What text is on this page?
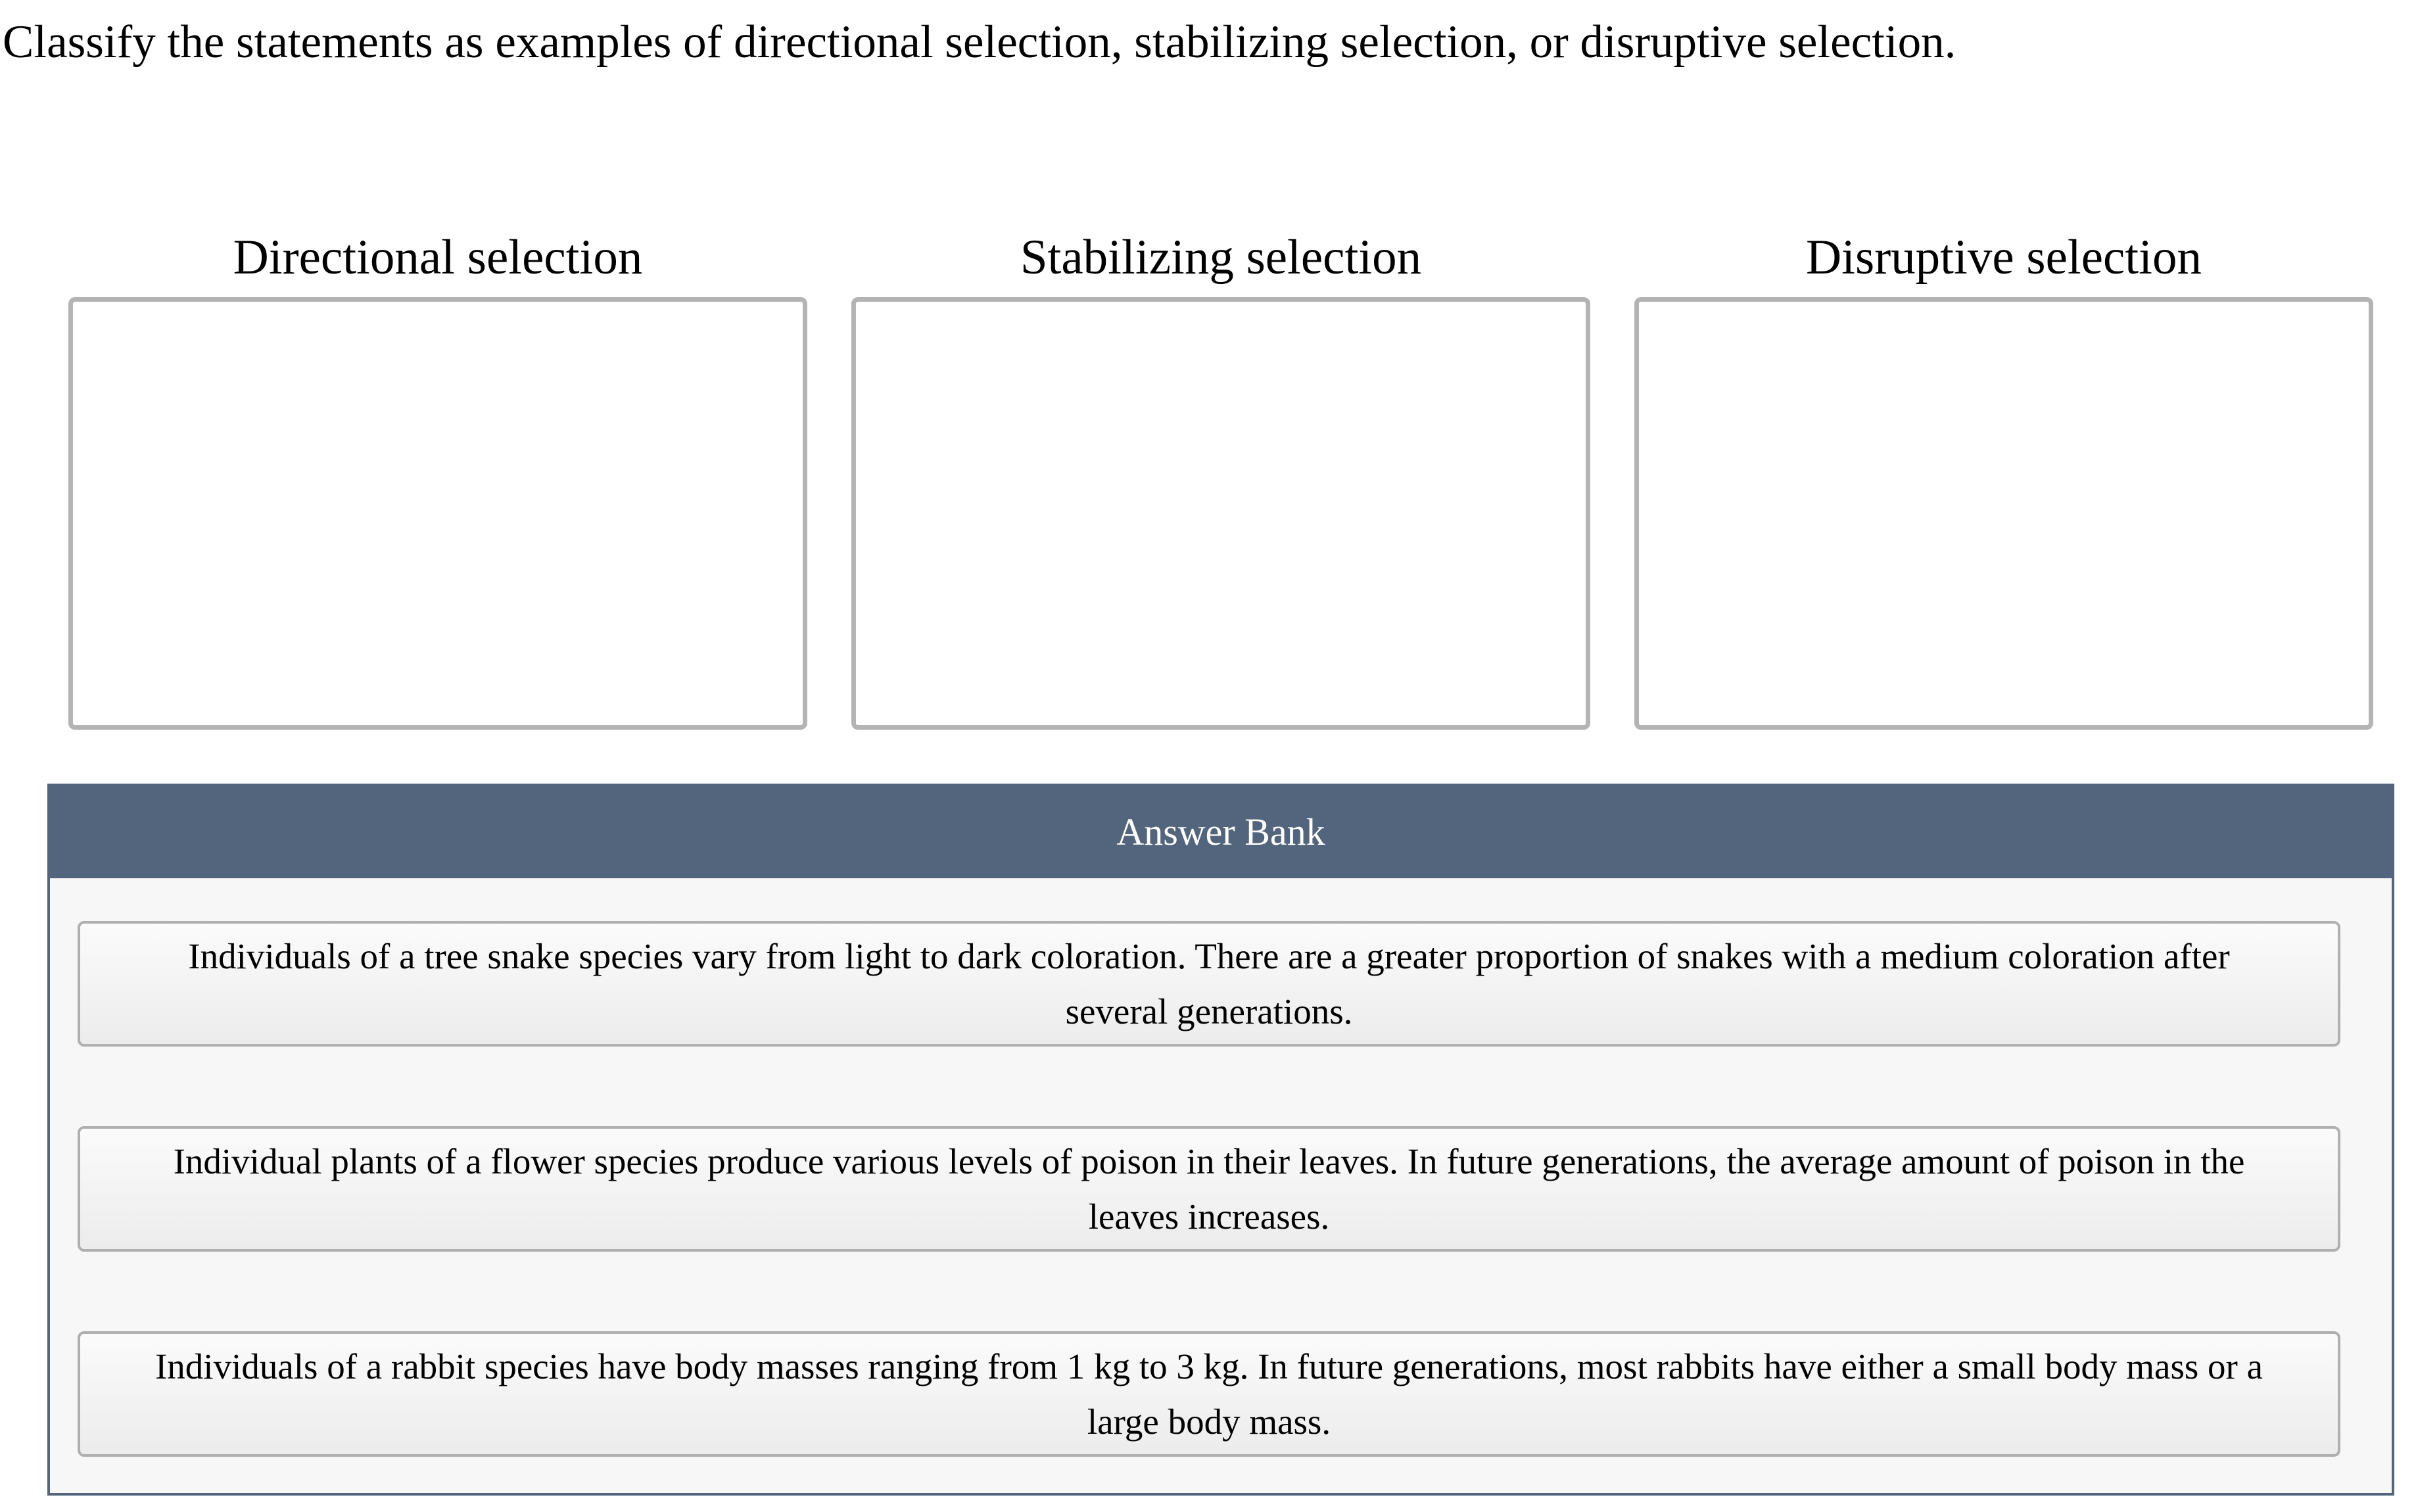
Classify the statements as examples of directional selection, stabilizing selection, or disruptive selection.
Directional selection	Stabilizing selection	Disruptive selection
Answer Bank
Individuals of a tree snake species vary from light to dark coloration. There are a greater proportion of snakes with a medium coloration after several generations.
Individual plants of a flower species produce various levels of poison in their leaves. In future generations, the average amount of poison in the leaves increases.
Individuals of a rabbit species have body masses ranging from 1 kg to 3 kg. In future generations, most rabbits have either a small body mass or a large body mass.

• _Challenge_
Supply the count of lines in the entries that contain the word "selection", and nothing besides.

• _Exercise answer_
2